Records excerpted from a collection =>
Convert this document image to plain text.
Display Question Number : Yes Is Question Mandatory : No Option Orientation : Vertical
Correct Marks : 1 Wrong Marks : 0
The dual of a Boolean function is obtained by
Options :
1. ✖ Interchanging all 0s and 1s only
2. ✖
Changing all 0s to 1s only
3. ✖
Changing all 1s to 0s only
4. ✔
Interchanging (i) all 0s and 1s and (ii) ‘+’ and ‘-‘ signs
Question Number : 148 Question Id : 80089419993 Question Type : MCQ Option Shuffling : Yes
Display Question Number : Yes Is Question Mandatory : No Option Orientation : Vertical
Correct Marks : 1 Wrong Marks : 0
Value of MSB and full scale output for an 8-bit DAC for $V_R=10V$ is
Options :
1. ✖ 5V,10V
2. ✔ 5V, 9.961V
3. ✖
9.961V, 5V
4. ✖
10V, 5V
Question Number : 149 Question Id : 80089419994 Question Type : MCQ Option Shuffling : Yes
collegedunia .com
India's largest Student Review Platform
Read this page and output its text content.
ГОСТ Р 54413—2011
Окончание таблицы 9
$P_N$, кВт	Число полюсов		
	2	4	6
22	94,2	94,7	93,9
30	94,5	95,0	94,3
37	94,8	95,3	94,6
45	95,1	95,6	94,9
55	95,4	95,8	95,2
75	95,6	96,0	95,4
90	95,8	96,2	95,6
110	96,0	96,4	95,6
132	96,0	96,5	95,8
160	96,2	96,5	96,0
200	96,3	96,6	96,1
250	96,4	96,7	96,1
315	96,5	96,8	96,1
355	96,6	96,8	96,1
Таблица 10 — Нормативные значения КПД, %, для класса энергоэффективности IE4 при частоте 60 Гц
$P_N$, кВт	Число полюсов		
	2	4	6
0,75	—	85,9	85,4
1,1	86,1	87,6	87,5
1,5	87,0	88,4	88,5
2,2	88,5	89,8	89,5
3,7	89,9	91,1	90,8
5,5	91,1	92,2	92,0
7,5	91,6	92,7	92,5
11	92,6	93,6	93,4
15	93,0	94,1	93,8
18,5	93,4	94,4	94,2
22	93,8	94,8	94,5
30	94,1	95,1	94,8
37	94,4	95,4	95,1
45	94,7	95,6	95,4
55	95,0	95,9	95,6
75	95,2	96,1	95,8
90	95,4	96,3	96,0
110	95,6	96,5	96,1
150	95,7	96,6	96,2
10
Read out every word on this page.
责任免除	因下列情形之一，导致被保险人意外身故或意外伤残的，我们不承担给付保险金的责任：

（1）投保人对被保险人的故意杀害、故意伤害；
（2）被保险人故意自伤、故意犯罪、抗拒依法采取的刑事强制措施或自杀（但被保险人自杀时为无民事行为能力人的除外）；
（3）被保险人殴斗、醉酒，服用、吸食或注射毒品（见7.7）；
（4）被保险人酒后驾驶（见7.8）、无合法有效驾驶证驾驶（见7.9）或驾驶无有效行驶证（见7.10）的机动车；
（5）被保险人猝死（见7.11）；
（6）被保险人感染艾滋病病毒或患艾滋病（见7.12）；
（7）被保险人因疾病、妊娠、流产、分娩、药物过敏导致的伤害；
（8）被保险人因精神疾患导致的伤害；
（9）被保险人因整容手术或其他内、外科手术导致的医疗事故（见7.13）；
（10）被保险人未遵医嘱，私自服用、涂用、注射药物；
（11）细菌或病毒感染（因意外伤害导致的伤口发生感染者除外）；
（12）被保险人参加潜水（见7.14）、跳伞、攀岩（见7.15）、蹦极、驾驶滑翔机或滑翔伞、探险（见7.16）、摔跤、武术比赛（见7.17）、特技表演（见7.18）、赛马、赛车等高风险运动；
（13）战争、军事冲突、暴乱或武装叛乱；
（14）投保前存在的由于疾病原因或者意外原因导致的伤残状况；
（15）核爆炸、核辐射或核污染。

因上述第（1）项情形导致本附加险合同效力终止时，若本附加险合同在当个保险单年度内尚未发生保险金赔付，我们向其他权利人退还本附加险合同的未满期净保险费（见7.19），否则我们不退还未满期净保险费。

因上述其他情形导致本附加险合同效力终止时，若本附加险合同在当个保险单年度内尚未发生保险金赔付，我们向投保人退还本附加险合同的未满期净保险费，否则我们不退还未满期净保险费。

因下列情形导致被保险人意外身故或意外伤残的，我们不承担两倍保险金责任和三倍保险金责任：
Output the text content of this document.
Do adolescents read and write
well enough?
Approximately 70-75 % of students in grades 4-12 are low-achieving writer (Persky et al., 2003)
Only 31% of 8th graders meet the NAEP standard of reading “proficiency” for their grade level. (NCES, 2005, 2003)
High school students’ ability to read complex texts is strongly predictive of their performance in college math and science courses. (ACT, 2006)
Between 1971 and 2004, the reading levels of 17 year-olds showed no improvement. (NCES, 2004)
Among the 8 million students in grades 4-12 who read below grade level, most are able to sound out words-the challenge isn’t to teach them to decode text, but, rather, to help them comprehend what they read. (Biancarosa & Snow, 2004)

Instructions for the task =>
Filter the records down to the lines that contain the string "Question", and copy those lines.

Solution for this task =>
Display Question Number : Yes Is Question Mandatory : No Option Orientation : Vertical
Question Number : 148 Question Id : 80089419993 Question Type : MCQ Option Shuffling : Yes
Display Question Number : Yes Is Question Mandatory : No Option Orientation : Vertical
Question Number : 149 Question Id : 80089419994 Question Type : MCQ Option Shuffling : Yes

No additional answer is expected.